[Stored items]

════════════════

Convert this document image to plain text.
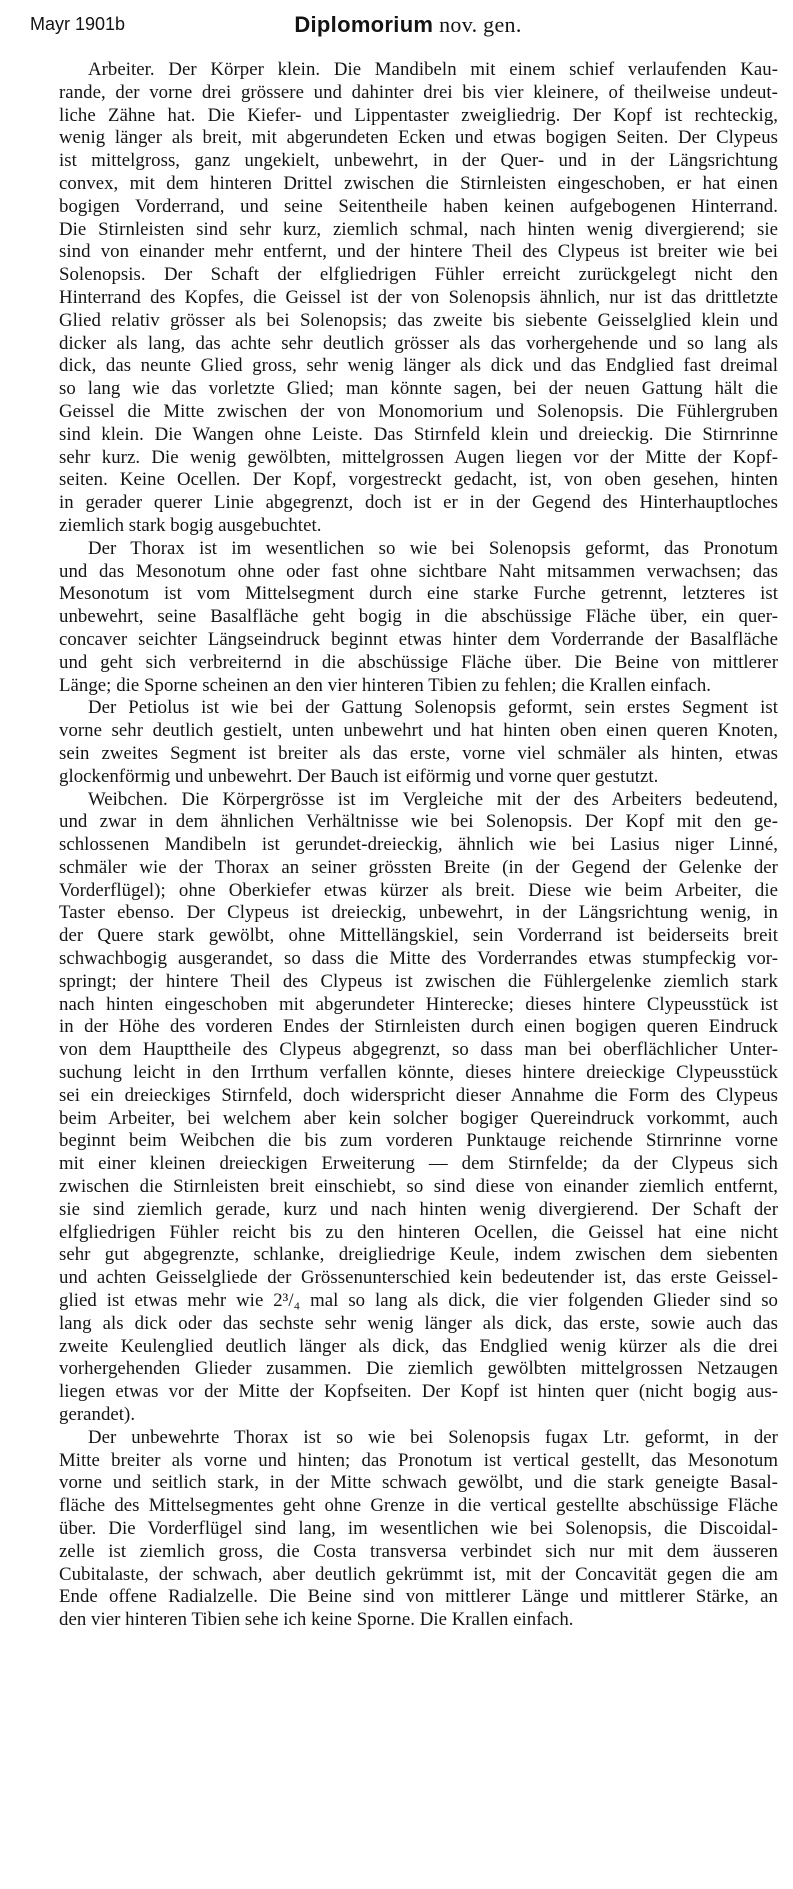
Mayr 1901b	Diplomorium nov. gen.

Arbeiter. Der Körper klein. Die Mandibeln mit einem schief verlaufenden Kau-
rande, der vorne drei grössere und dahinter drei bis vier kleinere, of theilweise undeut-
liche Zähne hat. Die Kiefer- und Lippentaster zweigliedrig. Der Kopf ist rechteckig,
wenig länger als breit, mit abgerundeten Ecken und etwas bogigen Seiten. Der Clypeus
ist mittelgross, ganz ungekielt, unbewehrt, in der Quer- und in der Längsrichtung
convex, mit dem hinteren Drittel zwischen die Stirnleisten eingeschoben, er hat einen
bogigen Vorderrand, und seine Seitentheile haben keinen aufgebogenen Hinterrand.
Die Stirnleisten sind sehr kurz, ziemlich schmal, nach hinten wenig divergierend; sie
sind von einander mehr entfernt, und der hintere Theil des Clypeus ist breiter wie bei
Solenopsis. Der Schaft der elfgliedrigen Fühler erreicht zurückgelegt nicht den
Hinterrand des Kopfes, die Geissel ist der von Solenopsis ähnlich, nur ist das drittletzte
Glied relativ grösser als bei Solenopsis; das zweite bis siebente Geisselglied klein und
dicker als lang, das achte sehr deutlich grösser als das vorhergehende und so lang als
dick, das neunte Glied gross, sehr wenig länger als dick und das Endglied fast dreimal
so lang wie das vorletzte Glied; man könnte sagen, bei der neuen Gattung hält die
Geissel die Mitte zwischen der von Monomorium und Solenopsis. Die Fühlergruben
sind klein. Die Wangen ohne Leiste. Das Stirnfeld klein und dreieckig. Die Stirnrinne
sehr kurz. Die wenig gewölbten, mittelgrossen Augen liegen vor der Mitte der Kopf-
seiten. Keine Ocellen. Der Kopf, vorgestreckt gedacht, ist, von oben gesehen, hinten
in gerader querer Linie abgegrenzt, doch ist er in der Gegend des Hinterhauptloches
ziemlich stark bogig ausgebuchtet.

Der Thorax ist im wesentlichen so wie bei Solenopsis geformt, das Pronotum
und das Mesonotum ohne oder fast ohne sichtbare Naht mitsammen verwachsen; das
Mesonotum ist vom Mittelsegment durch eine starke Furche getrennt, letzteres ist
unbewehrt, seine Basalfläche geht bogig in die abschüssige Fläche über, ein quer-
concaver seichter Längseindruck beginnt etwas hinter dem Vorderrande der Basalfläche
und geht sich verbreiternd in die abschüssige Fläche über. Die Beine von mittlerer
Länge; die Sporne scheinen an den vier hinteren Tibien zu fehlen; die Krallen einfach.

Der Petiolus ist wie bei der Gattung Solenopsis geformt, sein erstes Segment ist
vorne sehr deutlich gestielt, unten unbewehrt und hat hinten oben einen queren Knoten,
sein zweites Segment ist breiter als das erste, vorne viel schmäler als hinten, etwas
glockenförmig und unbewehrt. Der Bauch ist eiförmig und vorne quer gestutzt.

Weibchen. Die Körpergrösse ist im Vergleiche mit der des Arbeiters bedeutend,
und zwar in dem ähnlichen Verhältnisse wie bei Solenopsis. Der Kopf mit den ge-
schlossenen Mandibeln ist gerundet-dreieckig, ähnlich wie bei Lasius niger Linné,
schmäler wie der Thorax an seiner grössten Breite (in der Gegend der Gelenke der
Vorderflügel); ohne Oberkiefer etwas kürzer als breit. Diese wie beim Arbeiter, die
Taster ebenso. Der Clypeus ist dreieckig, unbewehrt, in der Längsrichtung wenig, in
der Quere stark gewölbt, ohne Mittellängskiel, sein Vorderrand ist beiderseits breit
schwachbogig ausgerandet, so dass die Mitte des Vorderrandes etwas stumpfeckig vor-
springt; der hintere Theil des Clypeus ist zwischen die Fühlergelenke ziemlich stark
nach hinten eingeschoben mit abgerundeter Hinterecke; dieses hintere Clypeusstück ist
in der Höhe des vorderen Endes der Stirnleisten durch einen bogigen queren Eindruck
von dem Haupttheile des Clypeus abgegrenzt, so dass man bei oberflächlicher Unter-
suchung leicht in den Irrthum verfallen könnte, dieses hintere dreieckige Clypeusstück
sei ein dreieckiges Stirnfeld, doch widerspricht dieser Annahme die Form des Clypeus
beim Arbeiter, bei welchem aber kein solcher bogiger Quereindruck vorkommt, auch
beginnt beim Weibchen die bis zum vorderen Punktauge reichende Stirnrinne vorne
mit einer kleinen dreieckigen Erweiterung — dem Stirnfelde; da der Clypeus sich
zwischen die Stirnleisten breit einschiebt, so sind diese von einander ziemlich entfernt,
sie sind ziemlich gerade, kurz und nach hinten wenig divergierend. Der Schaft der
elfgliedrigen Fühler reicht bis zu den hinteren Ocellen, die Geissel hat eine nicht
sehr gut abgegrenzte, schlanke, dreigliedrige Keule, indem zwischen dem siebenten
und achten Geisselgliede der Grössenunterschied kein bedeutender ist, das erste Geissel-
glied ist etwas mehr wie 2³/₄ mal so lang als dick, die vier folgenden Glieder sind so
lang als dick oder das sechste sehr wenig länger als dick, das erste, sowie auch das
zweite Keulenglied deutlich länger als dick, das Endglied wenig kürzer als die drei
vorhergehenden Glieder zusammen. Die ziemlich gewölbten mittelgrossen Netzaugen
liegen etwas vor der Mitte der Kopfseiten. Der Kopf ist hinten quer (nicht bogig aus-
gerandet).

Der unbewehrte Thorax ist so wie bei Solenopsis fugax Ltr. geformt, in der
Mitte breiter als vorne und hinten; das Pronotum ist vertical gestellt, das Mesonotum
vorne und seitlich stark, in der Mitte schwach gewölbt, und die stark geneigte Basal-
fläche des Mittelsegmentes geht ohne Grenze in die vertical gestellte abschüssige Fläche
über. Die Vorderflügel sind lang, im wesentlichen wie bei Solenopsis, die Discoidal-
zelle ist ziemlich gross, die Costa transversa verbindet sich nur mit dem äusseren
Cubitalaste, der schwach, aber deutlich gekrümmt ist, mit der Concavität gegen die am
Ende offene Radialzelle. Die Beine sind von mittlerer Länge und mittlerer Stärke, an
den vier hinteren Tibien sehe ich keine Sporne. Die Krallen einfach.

════════════════

WHAT IS ASKED: Go through the material above and copy each line that has the word "Basalfläche".

SOLUTION TO THIS TASK:
unbewehrt, seine Basalfläche geht bogig in die abschüssige Fläche über, ein quer-
concaver seichter Längseindruck beginnt etwas hinter dem Vorderrande der Basalfläche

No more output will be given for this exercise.